Things to do:
A – Rewrite the depersonalization text beginning at the words "He provides a" and stopping after "of psychiatric diagnoses.", swapping "chronic illness" for "long-term condition".
B – For each statement, say yes or no according to the depersonalization text, and quote the words that decide it. (i) The DSM places Depersonalization Disorder under the Dissociative Disorders heading. (ii) The writer has had Depersonalization Disorder for five years. (iii) A person with Depersonalization Disorder loses reality testing.
Text segment Start Marker
Depersonalization is NOT an illness, it is a device by which our brain copes with the overloads. However, Depersonalization Disorder IS a mental illness and it is on it's own, and it is not temporary for a good lot of people (20 years for me). Check the website by one of the specialists in the field: www.depersonalization.info

He provides a good overview. Here is a quote:

Depersonalization, as a symptom, is what the majority of us experience at some time in our lives. It occurs briefly, and has no lasting effect. Depersonalization Disorder, however, is a chronic illness that can take a dreadful and long-lasting course. Unlike relatively new disease phenomenon such as chronic fatigue syndrome and fibromyalgia, Depersonalization Disorder has been clearly defined for years, (though somewhat buried under the Dissociative Disorders heading) in the Psychiatric Diagnostic and Statistical Manual (DSM), the bible of psychiatric diagnoses. 
According to DSM-IV, Depersonalization Disorder, in part, constitutes the following:
... a feeling of detachment or estrangement from one's self . The individual may feel like an automaton or as if he or she is living in a dream or a movie. There may be a sensation of being an outside observer of one's metal processes, one's body, or parts of one's body.
... Various types of sensory anesthesia, lack of affective response, and a sensation of lacking control of one's actions, including speech, are often present. The individual with Depersonalization Disorder maintains intact reality testing (e.g., awareness that it is only a feeling and that he or she is not really an automaton) . Depersonalization is a common experience, and this diagnosis should be made only if the symptoms are sufficiently severe to cause marked distress or impairment in functioning).
Text segment End Marker
Information given Start Marker
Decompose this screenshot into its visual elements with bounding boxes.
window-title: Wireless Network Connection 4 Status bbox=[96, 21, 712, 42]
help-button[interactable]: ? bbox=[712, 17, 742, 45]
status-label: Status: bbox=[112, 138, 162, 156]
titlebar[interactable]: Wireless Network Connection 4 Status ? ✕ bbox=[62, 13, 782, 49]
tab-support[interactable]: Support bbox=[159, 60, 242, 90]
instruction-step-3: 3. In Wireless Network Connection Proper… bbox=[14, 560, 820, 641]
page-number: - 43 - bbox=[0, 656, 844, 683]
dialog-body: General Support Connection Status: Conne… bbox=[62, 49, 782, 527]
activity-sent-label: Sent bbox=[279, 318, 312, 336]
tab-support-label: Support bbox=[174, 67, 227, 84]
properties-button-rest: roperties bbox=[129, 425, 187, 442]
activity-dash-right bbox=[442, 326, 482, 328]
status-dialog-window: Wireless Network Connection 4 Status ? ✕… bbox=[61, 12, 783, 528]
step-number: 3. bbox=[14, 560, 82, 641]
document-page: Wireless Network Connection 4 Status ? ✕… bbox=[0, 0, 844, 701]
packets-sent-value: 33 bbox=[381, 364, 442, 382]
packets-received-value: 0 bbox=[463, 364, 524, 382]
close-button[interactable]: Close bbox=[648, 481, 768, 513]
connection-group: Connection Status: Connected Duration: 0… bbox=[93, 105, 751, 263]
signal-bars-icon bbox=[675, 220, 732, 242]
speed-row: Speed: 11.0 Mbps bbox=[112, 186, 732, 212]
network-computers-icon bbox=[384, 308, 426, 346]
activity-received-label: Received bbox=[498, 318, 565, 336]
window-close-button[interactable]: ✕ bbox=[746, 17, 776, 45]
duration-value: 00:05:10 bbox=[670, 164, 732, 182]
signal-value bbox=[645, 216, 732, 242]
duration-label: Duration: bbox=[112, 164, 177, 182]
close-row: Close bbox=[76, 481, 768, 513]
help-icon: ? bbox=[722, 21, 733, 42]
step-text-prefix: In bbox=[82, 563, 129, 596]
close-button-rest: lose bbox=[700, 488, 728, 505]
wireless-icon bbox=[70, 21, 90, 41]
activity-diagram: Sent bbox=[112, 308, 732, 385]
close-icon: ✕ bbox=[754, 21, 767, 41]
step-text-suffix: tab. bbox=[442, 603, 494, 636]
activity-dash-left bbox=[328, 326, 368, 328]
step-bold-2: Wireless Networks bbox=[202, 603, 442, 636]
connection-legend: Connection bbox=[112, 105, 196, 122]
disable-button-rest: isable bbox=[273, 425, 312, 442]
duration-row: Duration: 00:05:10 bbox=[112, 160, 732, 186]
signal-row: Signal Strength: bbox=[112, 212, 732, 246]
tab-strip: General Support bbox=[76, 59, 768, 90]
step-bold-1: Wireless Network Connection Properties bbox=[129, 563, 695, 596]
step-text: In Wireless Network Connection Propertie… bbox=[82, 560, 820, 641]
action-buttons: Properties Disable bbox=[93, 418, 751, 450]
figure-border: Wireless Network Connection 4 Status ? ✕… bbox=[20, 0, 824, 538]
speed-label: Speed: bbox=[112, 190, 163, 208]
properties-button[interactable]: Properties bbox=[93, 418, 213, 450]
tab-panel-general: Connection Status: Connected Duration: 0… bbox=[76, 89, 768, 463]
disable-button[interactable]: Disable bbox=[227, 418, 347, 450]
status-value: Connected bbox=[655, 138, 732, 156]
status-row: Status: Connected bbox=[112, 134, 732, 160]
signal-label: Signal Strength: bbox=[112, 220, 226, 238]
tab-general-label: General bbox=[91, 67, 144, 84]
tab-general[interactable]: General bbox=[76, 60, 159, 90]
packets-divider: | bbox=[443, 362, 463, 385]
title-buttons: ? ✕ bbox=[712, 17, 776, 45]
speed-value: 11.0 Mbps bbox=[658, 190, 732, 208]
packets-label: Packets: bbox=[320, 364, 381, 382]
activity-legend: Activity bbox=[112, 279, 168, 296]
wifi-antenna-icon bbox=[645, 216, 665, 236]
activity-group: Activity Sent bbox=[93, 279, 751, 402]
Information given End Marker
Solved tasks:
A –
He provides a good overview. Here is a quote:

Depersonalization, as a symptom, is what the majority of us experience at some time in our lives. It occurs briefly, and has no lasting effect. Depersonalization Disorder, however, is a long-term condition that can take a dreadful and long-lasting course. Unlike relatively new disease phenomenon such as chronic fatigue syndrome and fibromyalgia, Depersonalization Disorder has been clearly defined for years, (though somewhat buried under the Dissociative Disorders heading) in the Psychiatric Diagnostic and Statistical Manual (DSM), the bible of psychiatric diagnoses.

B –
(i) Yes: "though somewhat buried under the Dissociative Disorders heading"
(ii) No: "20 years for me"
(iii) No: "The individual with Depersonalization Disorder maintains intact reality testing"